BEGIN Provided data

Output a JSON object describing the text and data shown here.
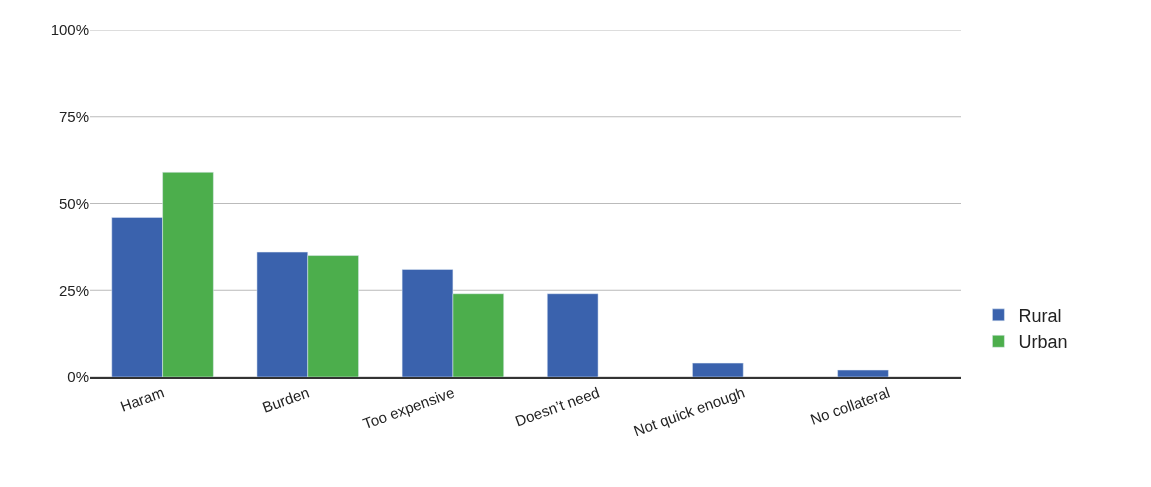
{
  "chart_data": {
    "type": "bar",
    "categories": [
      "Haram",
      "Burden",
      "Too expensive",
      "Doesn’t need",
      "Not quick enough",
      "No collateral"
    ],
    "series": [
      {
        "name": "Rural",
        "color": "#3a62ad",
        "values": [
          46,
          36,
          31,
          24,
          4,
          2
        ]
      },
      {
        "name": "Urban",
        "color": "#4cae4c",
        "values": [
          59,
          35,
          24,
          null,
          null,
          null
        ]
      }
    ],
    "ylim": [
      0,
      100
    ],
    "yticks": [
      {
        "value": 0,
        "label": "0%"
      },
      {
        "value": 25,
        "label": "25%"
      },
      {
        "value": 50,
        "label": "50%"
      },
      {
        "value": 75,
        "label": "75%"
      },
      {
        "value": 100,
        "label": "100%"
      }
    ],
    "grid": "y",
    "legend": "right"
  }
}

END Provided data

> _Problem details_:
Each line in the records above should be reproduced exactly; images are not copied.

> _Solution_:
Output a JSON object describing the text and data shown here.
{
  "chart_data": {
    "type": "bar",
    "categories": [
      "Haram",
      "Burden",
      "Too expensive",
      "Doesn’t need",
      "Not quick enough",
      "No collateral"
    ],
    "series": [
      {
        "name": "Rural",
        "color": "#3a62ad",
        "values": [
          46,
          36,
          31,
          24,
          4,
          2
        ]
      },
      {
        "name": "Urban",
        "color": "#4cae4c",
        "values": [
          59,
          35,
          24,
          null,
          null,
          null
        ]
      }
    ],
    "ylim": [
      0,
      100
    ],
    "yticks": [
      {
        "value": 0,
        "label": "0%"
      },
      {
        "value": 25,
        "label": "25%"
      },
      {
        "value": 50,
        "label": "50%"
      },
      {
        "value": 75,
        "label": "75%"
      },
      {
        "value": 100,
        "label": "100%"
      }
    ],
    "grid": "y",
    "legend": "right"
  }
}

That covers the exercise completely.